Requirement: Extract all lines that hold the string "slovních".
+---+
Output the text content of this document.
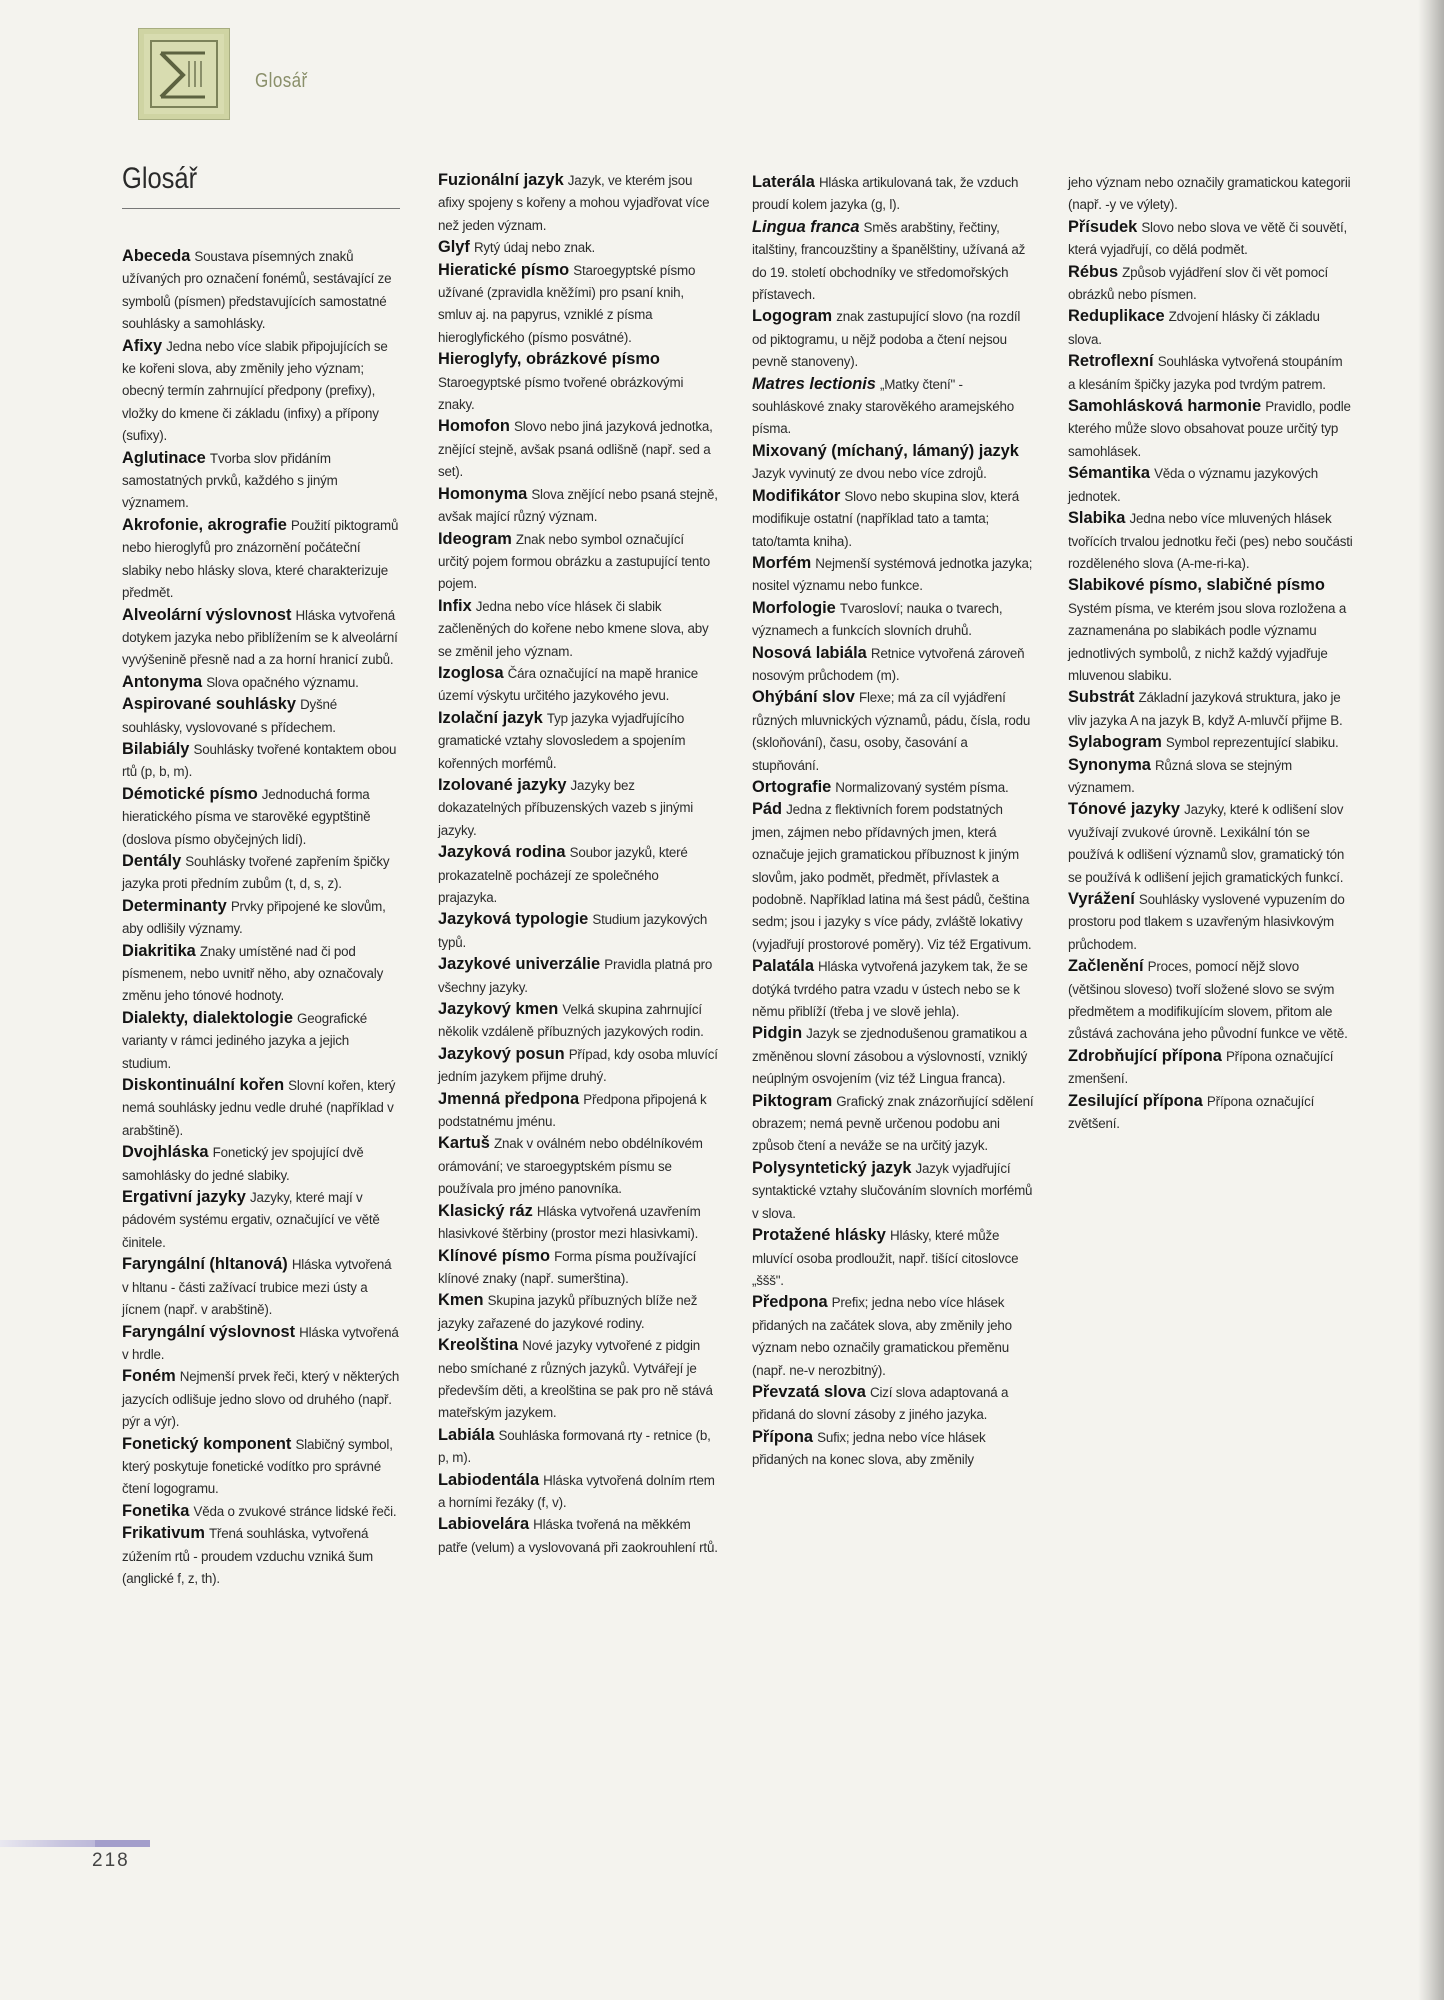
Glosář
Glosář

Abeceda Soustava písemných znaků užívaných pro označení fonémů, sestávající ze symbolů (písmen) představujících samostatné souhlásky a samohlásky.

Afixy Jedna nebo více slabik připojujících se ke kořeni slova, aby změnily jeho význam; obecný termín zahrnující předpony (prefixy), vložky do kmene či základu (infixy) a přípony (sufixy).

Aglutinace Tvorba slov přidáním samostatných prvků, každého s jiným významem.

Akrofonie, akrografie Použití piktogramů nebo hieroglyfů pro znázornění počáteční slabiky nebo hlásky slova, které charakterizuje předmět.

Alveolární výslovnost Hláska vytvořená dotykem jazyka nebo přiblížením se k alveolární vyvýšenině přesně nad a za horní hranicí zubů.

Antonyma Slova opačného významu.

Aspirované souhlásky Dyšné souhlásky, vyslovované s přídechem.

Bilabiály Souhlásky tvořené kontaktem obou rtů (p, b, m).

Démotické písmo Jednoduchá forma hieratického písma ve starověké egyptštině (doslova písmo obyčejných lidí).

Dentály Souhlásky tvořené zapřením špičky jazyka proti předním zubům (t, d, s, z).

Determinanty Prvky připojené ke slovům, aby odlišily významy.

Diakritika Znaky umístěné nad či pod písmenem, nebo uvnitř něho, aby označovaly změnu jeho tónové hodnoty.

Dialekty, dialektologie Geografické varianty v rámci jediného jazyka a jejich studium.

Diskontinuální kořen Slovní kořen, který nemá souhlásky jednu vedle druhé (například v arabštině).

Dvojhláska Fonetický jev spojující dvě samohlásky do jedné slabiky.

Ergativní jazyky Jazyky, které mají v pádovém systému ergativ, označující ve větě činitele.

Faryngální (hltanová) Hláska vytvořená v hltanu - části zažívací trubice mezi ústy a jícnem (např. v arabštině).

Faryngální výslovnost Hláska vytvořená v hrdle.

Foném Nejmenší prvek řeči, který v některých jazycích odlišuje jedno slovo od druhého (např. pýr a výr).

Fonetický komponent Slabičný symbol, který poskytuje fonetické vodítko pro správné čtení logogramu.

Fonetika Věda o zvukové stránce lidské řeči.

Frikativum Třená souhláska, vytvořená zúžením rtů - proudem vzduchu vzniká šum (anglické f, z, th).

Fuzionální jazyk Jazyk, ve kterém jsou afixy spojeny s kořeny a mohou vyjadřovat více než jeden význam.

Glyf Rytý údaj nebo znak.

Hieratické písmo Staroegyptské písmo užívané (zpravidla kněžími) pro psaní knih, smluv aj. na papyrus, vzniklé z písma hieroglyfického (písmo posvátné).

Hieroglyfy, obrázkové písmo Staroegyptské písmo tvořené obrázkovými znaky.

Homofon Slovo nebo jiná jazyková jednotka, znějící stejně, avšak psaná odlišně (např. sed a set).

Homonyma Slova znějící nebo psaná stejně, avšak mající různý význam.

Ideogram Znak nebo symbol označující určitý pojem formou obrázku a zastupující tento pojem.

Infix Jedna nebo více hlásek či slabik začleněných do kořene nebo kmene slova, aby se změnil jeho význam.

Izoglosa Čára označující na mapě hranice území výskytu určitého jazykového jevu.

Izolační jazyk Typ jazyka vyjadřujícího gramatické vztahy slovosledem a spojením kořenných morfémů.

Izolované jazyky Jazyky bez dokazatelných příbuzenských vazeb s jinými jazyky.

Jazyková rodina Soubor jazyků, které prokazatelně pocházejí ze společného prajazyka.

Jazyková typologie Studium jazykových typů.

Jazykové univerzálie Pravidla platná pro všechny jazyky.

Jazykový kmen Velká skupina zahrnující několik vzdáleně příbuzných jazykových rodin.

Jazykový posun Případ, kdy osoba mluvící jedním jazykem přijme druhý.

Jmenná předpona Předpona připojená k podstatnému jménu.

Kartuš Znak v oválném nebo obdélníkovém orámování; ve staroegyptském písmu se používala pro jméno panovníka.

Klasický ráz Hláska vytvořená uzavřením hlasivkové štěrbiny (prostor mezi hlasivkami).

Klínové písmo Forma písma používající klínové znaky (např. sumerština).

Kmen Skupina jazyků příbuzných blíže než jazyky zařazené do jazykové rodiny.

Kreolština Nové jazyky vytvořené z pidgin nebo smíchané z různých jazyků. Vytvářejí je především děti, a kreolština se pak pro ně stává mateřským jazykem.

Labiála Souhláska formovaná rty - retnice (b, p, m).

Labiodentála Hláska vytvořená dolním rtem a horními řezáky (f, v).

Labiovelára Hláska tvořená na měkkém patře (velum) a vyslovovaná při zaokrouhlení rtů.

Laterála Hláska artikulovaná tak, že vzduch proudí kolem jazyka (g, l).

Lingua franca Směs arabštiny, řečtiny, italštiny, francouzštiny a španělštiny, užívaná až do 19. století obchodníky ve středomořských přístavech.

Logogram znak zastupující slovo (na rozdíl od piktogramu, u nějž podoba a čtení nejsou pevně stanoveny).

Matres lectionis „Matky čtení" - souhláskové znaky starověkého aramejského písma.

Mixovaný (míchaný, lámaný) jazyk Jazyk vyvinutý ze dvou nebo více zdrojů.

Modifikátor Slovo nebo skupina slov, která modifikuje ostatní (například tato a tamta; tato/tamta kniha).

Morfém Nejmenší systémová jednotka jazyka; nositel významu nebo funkce.

Morfologie Tvarosloví; nauka o tvarech, významech a funkcích slovních druhů.

Nosová labiála Retnice vytvořená zároveň nosovým průchodem (m).

Ohýbání slov Flexe; má za cíl vyjádření různých mluvnických významů, pádu, čísla, rodu (skloňování), času, osoby, časování a stupňování.

Ortografie Normalizovaný systém písma.

Pád Jedna z flektivních forem podstatných jmen, zájmen nebo přídavných jmen, která označuje jejich gramatickou příbuznost k jiným slovům, jako podmět, předmět, přívlastek a podobně. Například latina má šest pádů, čeština sedm; jsou i jazyky s více pády, zvláště lokativy (vyjadřují prostorové poměry). Viz též Ergativum.

Palatála Hláska vytvořená jazykem tak, že se dotýká tvrdého patra vzadu v ústech nebo se k němu přiblíží (třeba j ve slově jehla).

Pidgin Jazyk se zjednodušenou gramatikou a změněnou slovní zásobou a výslovností, vzniklý neúplným osvojením (viz též Lingua franca).

Piktogram Grafický znak znázorňující sdělení obrazem; nemá pevně určenou podobu ani způsob čtení a neváže se na určitý jazyk.

Polysyntetický jazyk Jazyk vyjadřující syntaktické vztahy slučováním slovních morfémů v slova.

Protažené hlásky Hlásky, které může mluvící osoba prodloužit, např. tišící citoslovce „ššš".

Předpona Prefix; jedna nebo více hlásek přidaných na začátek slova, aby změnily jeho význam nebo označily gramatickou přeměnu (např. ne-v nerozbitný).

Převzatá slova Cizí slova adaptovaná a přidaná do slovní zásoby z jiného jazyka.

Přípona Sufix; jedna nebo více hlásek přidaných na konec slova, aby změnily

jeho význam nebo označily gramatickou kategorii (např. -y ve výlety).

Přísudek Slovo nebo slova ve větě či souvětí, která vyjadřují, co dělá podmět.

Rébus Způsob vyjádření slov či vět pomocí obrázků nebo písmen.

Reduplikace Zdvojení hlásky či základu slova.

Retroflexní Souhláska vytvořená stoupáním a klesáním špičky jazyka pod tvrdým patrem.

Samohlásková harmonie Pravidlo, podle kterého může slovo obsahovat pouze určitý typ samohlásek.

Sémantika Věda o významu jazykových jednotek.

Slabika Jedna nebo více mluvených hlásek tvořících trvalou jednotku řeči (pes) nebo součásti rozděleného slova (A-me-ri-ka).

Slabikové písmo, slabičné písmo Systém písma, ve kterém jsou slova rozložena a zaznamenána po slabikách podle významu jednotlivých symbolů, z nichž každý vyjadřuje mluvenou slabiku.

Substrát Základní jazyková struktura, jako je vliv jazyka A na jazyk B, když A-mluvčí přijme B.

Sylabogram Symbol reprezentující slabiku.

Synonyma Různá slova se stejným významem.

Tónové jazyky Jazyky, které k odlišení slov využívají zvukové úrovně. Lexikální tón se používá k odlišení významů slov, gramatický tón se používá k odlišení jejich gramatických funkcí.

Vyrážení Souhlásky vyslovené vypuzením do prostoru pod tlakem s uzavřeným hlasivkovým průchodem.

Začlenění Proces, pomocí nějž slovo (většinou sloveso) tvoří složené slovo se svým předmětem a modifikujícím slovem, přitom ale zůstává zachována jeho původní funkce ve větě.

Zdrobňující přípona Přípona označující zmenšení.

Zesilující přípona Přípona označující zvětšení.

218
+---+
Response to the task:
Morfologie Tvarosloví; nauka o tvarech, významech a funkcích slovních druhů.
Polysyntetický jazyk Jazyk vyjadřující syntaktické vztahy slučováním slovních morfémů v slova.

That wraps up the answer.